---------- GIVEN ENTRIES

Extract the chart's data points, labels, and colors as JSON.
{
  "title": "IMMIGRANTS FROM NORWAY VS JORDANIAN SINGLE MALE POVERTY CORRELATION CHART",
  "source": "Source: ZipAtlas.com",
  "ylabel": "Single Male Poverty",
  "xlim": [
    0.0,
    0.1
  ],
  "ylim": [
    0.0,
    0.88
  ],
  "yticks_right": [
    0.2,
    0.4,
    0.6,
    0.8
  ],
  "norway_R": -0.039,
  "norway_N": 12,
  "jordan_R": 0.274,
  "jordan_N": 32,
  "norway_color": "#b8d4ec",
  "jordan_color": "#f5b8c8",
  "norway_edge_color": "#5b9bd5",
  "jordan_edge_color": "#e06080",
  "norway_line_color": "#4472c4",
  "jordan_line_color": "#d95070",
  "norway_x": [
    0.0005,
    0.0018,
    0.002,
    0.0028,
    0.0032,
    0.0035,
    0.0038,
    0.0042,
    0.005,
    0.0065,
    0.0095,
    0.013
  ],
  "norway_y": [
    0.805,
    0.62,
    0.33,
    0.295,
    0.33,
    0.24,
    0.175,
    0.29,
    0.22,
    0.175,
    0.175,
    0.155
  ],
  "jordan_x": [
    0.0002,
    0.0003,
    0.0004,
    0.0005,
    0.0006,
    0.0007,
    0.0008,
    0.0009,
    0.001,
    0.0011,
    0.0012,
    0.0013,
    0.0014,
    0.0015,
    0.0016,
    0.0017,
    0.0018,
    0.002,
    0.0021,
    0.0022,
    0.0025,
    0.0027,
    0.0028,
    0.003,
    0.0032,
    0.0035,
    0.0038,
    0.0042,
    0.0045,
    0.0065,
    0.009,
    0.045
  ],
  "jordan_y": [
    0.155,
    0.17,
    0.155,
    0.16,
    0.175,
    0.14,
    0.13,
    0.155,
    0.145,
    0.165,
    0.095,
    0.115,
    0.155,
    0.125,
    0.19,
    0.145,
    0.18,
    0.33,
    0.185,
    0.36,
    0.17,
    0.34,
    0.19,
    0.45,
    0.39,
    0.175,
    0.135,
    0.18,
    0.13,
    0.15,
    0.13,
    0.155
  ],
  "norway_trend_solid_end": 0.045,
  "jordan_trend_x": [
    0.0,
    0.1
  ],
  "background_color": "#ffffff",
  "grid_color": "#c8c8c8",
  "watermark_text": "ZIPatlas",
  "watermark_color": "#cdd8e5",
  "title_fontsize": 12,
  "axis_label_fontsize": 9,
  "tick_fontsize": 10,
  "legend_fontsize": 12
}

--------------------

Write the entries again, exactly as they stand.

◆ RESPONSE:
Extract the chart's data points, labels, and colors as JSON.
{
  "title": "IMMIGRANTS FROM NORWAY VS JORDANIAN SINGLE MALE POVERTY CORRELATION CHART",
  "source": "Source: ZipAtlas.com",
  "ylabel": "Single Male Poverty",
  "xlim": [
    0.0,
    0.1
  ],
  "ylim": [
    0.0,
    0.88
  ],
  "yticks_right": [
    0.2,
    0.4,
    0.6,
    0.8
  ],
  "norway_R": -0.039,
  "norway_N": 12,
  "jordan_R": 0.274,
  "jordan_N": 32,
  "norway_color": "#b8d4ec",
  "jordan_color": "#f5b8c8",
  "norway_edge_color": "#5b9bd5",
  "jordan_edge_color": "#e06080",
  "norway_line_color": "#4472c4",
  "jordan_line_color": "#d95070",
  "norway_x": [
    0.0005,
    0.0018,
    0.002,
    0.0028,
    0.0032,
    0.0035,
    0.0038,
    0.0042,
    0.005,
    0.0065,
    0.0095,
    0.013
  ],
  "norway_y": [
    0.805,
    0.62,
    0.33,
    0.295,
    0.33,
    0.24,
    0.175,
    0.29,
    0.22,
    0.175,
    0.175,
    0.155
  ],
  "jordan_x": [
    0.0002,
    0.0003,
    0.0004,
    0.0005,
    0.0006,
    0.0007,
    0.0008,
    0.0009,
    0.001,
    0.0011,
    0.0012,
    0.0013,
    0.0014,
    0.0015,
    0.0016,
    0.0017,
    0.0018,
    0.002,
    0.0021,
    0.0022,
    0.0025,
    0.0027,
    0.0028,
    0.003,
    0.0032,
    0.0035,
    0.0038,
    0.0042,
    0.0045,
    0.0065,
    0.009,
    0.045
  ],
  "jordan_y": [
    0.155,
    0.17,
    0.155,
    0.16,
    0.175,
    0.14,
    0.13,
    0.155,
    0.145,
    0.165,
    0.095,
    0.115,
    0.155,
    0.125,
    0.19,
    0.145,
    0.18,
    0.33,
    0.185,
    0.36,
    0.17,
    0.34,
    0.19,
    0.45,
    0.39,
    0.175,
    0.135,
    0.18,
    0.13,
    0.15,
    0.13,
    0.155
  ],
  "norway_trend_solid_end": 0.045,
  "jordan_trend_x": [
    0.0,
    0.1
  ],
  "background_color": "#ffffff",
  "grid_color": "#c8c8c8",
  "watermark_text": "ZIPatlas",
  "watermark_color": "#cdd8e5",
  "title_fontsize": 12,
  "axis_label_fontsize": 9,
  "tick_fontsize": 10,
  "legend_fontsize": 12
}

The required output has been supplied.